Given exercise:
Search the data for the string "title" and extract every line where it appears.

# # # # # # #

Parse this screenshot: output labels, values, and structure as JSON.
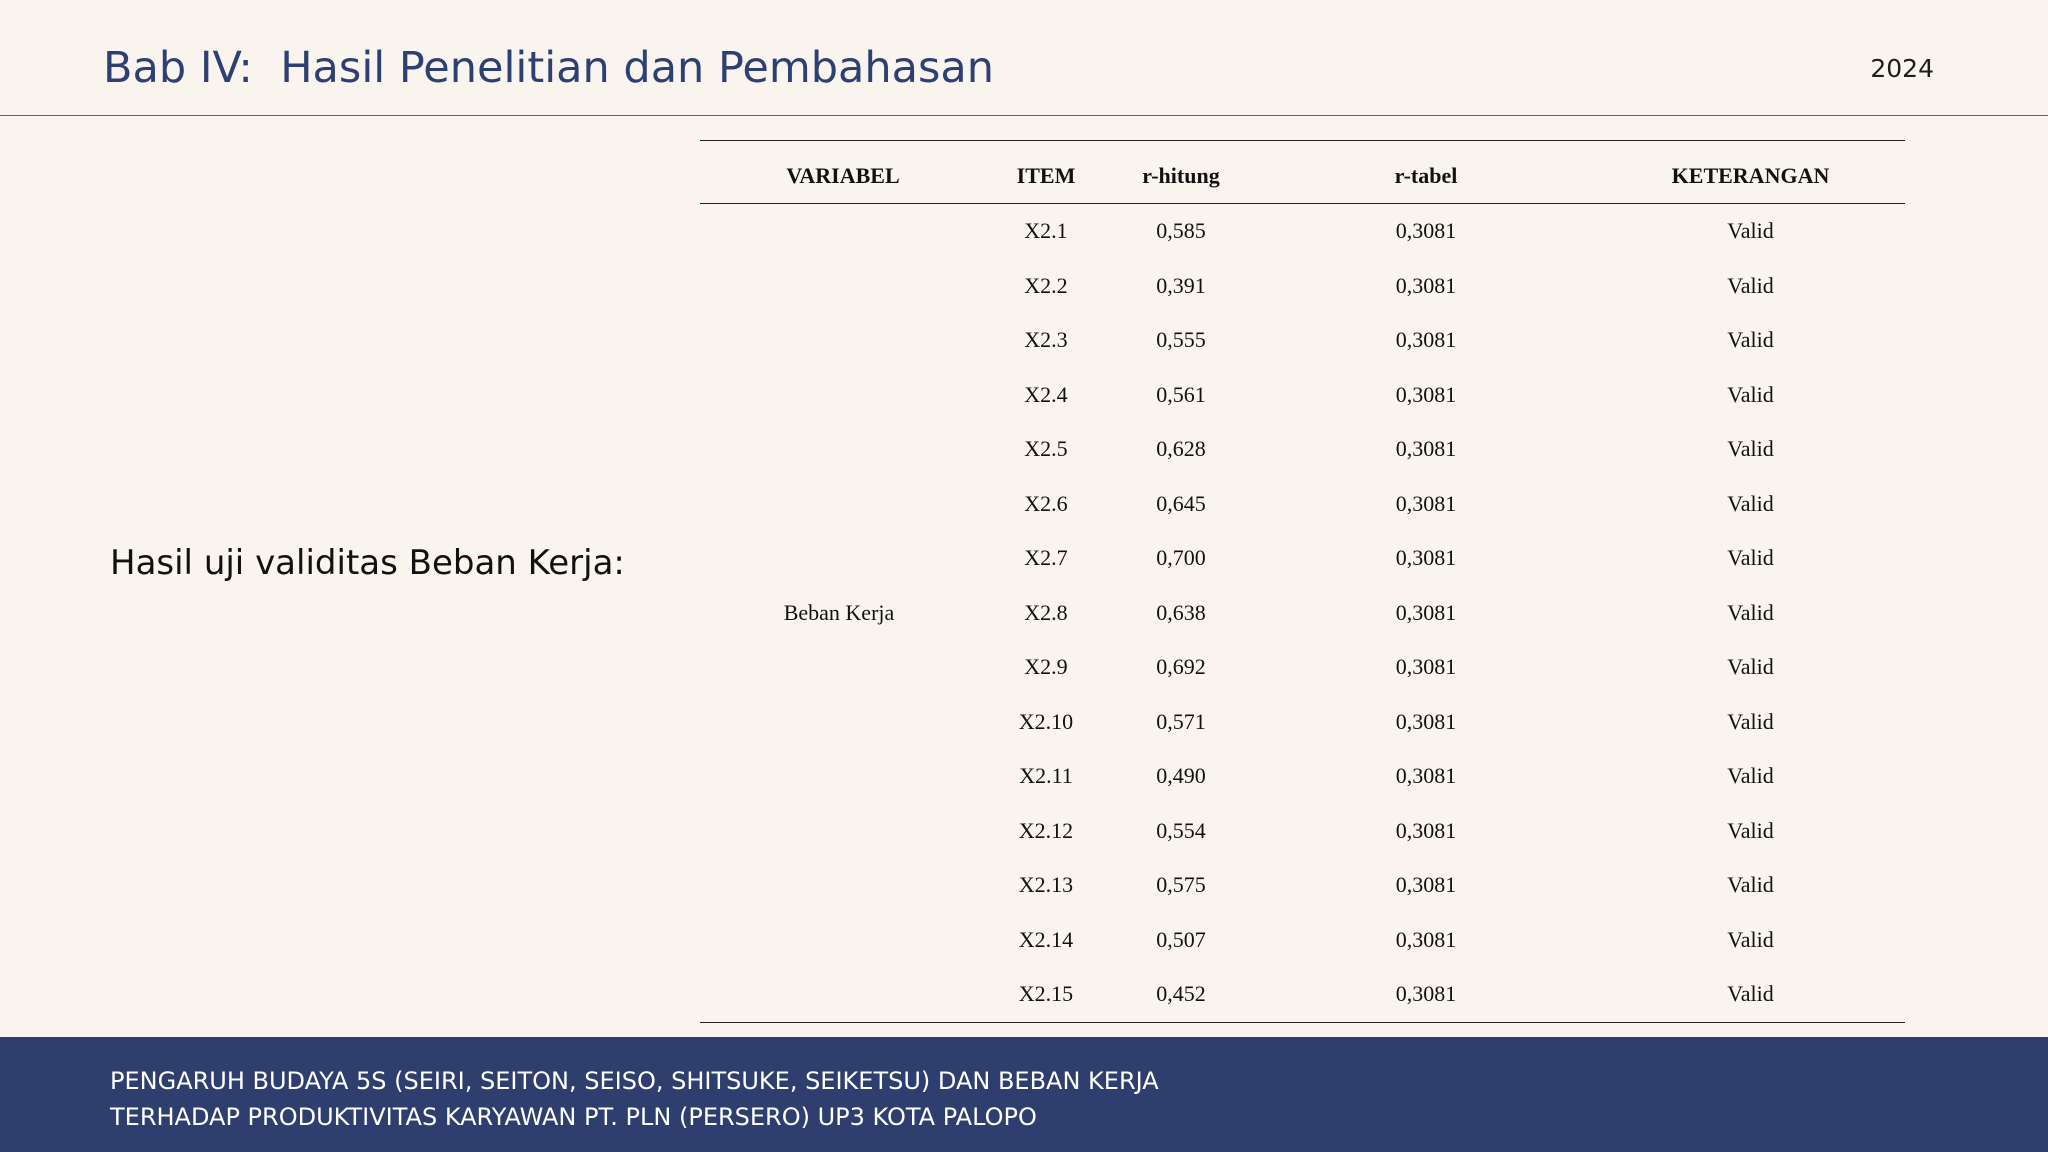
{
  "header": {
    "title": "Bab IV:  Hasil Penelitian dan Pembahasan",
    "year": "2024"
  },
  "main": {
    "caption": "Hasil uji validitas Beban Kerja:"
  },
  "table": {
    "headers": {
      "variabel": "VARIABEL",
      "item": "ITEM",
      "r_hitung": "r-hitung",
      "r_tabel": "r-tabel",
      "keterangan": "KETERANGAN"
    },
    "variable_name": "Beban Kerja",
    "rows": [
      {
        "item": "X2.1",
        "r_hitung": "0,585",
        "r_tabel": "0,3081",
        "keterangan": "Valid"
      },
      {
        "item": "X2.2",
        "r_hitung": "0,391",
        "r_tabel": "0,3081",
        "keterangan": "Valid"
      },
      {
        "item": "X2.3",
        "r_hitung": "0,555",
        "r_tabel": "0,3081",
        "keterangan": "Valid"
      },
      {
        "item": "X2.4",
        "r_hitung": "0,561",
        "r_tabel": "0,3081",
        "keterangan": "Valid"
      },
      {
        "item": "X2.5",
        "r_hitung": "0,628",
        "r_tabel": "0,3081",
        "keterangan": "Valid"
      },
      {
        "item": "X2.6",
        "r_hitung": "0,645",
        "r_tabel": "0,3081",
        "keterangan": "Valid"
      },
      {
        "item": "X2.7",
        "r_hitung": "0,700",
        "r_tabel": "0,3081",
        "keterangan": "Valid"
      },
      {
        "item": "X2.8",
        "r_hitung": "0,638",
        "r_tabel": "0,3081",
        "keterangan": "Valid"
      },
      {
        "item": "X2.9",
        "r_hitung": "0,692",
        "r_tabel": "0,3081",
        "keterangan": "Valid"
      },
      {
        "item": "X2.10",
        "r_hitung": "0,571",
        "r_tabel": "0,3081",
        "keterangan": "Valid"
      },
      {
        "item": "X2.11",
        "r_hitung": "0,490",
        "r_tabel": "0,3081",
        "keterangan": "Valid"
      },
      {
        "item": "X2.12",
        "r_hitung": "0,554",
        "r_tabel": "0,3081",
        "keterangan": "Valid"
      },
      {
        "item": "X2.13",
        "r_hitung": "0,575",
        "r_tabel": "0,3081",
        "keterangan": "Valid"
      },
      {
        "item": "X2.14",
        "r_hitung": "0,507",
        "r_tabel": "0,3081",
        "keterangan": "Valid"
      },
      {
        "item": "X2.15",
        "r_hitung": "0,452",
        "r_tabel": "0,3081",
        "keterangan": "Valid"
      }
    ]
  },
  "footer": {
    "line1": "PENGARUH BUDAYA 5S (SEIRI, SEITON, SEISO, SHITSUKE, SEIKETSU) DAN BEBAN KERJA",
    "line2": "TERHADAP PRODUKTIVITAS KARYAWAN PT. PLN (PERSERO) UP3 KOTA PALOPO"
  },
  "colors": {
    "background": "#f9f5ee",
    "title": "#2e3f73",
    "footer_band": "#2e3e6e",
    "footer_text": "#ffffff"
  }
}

# # # # # # #

Reply:
    "title": "Bab IV:  Hasil Penelitian dan Pembahasan",
    "title": "#2e3f73",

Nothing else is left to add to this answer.